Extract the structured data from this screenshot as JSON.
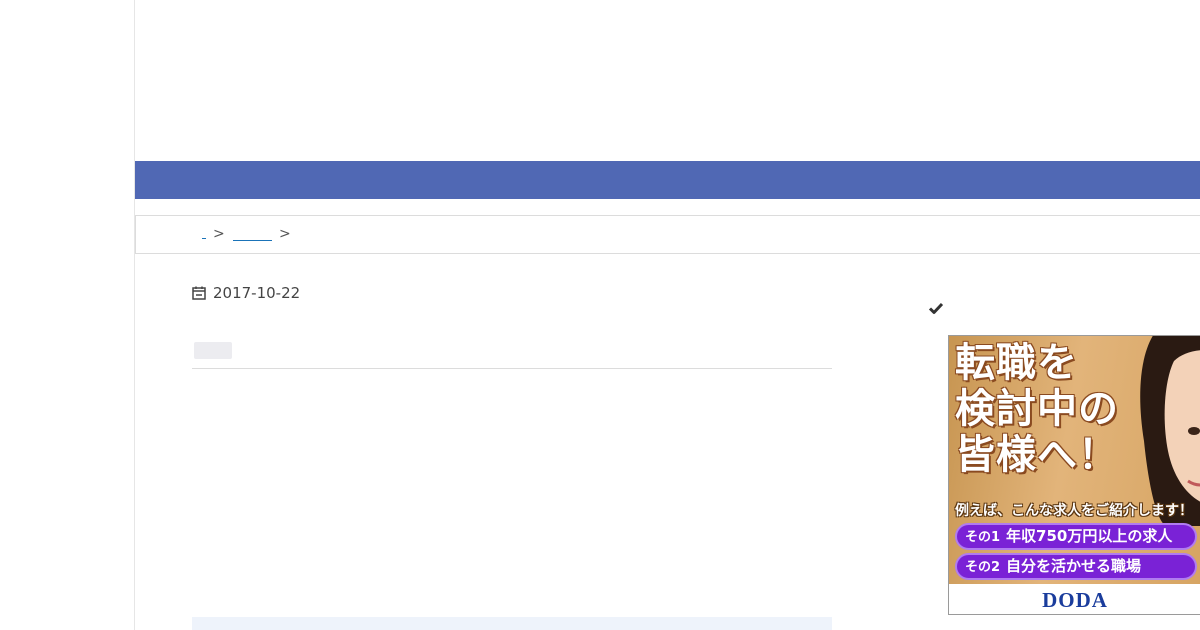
{
  "post": {
    "date": "2017-10-22"
  },
  "breadcrumb": {
    "sep1": ">",
    "sep2": ">"
  },
  "ad": {
    "headline_line1": "転職を",
    "headline_line2": "検討中の",
    "headline_line3": "皆様へ！",
    "sub": "例えば、こんな求人をご紹介します！",
    "pill1_num": "その1",
    "pill1_text": "年収750万円以上の求人",
    "pill2_num": "その2",
    "pill2_text": "自分を活かせる職場",
    "logo": "DODA"
  },
  "colors": {
    "nav": "#5068b4",
    "link": "#1a73b8",
    "ad_purple": "#7a22d6",
    "ad_logo": "#1a3c9c"
  },
  "icons": {
    "date": "calendar-icon",
    "sidebar": "check-icon"
  }
}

_THE EXERCISE_: Leave out the pictures and print every line of the data exactly.

_RESULT OF THIS TASK_:
Extract the structured data from this screenshot as JSON.
{
  "post": {
    "date": "2017-10-22"
  },
  "breadcrumb": {
    "sep1": ">",
    "sep2": ">"
  },
  "ad": {
    "headline_line1": "転職を",
    "headline_line2": "検討中の",
    "headline_line3": "皆様へ！",
    "sub": "例えば、こんな求人をご紹介します！",
    "pill1_num": "その1",
    "pill1_text": "年収750万円以上の求人",
    "pill2_num": "その2",
    "pill2_text": "自分を活かせる職場",
    "logo": "DODA"
  },
  "colors": {
    "nav": "#5068b4",
    "link": "#1a73b8",
    "ad_purple": "#7a22d6",
    "ad_logo": "#1a3c9c"
  },
  "icons": {
    "date": "calendar-icon",
    "sidebar": "check-icon"
  }
}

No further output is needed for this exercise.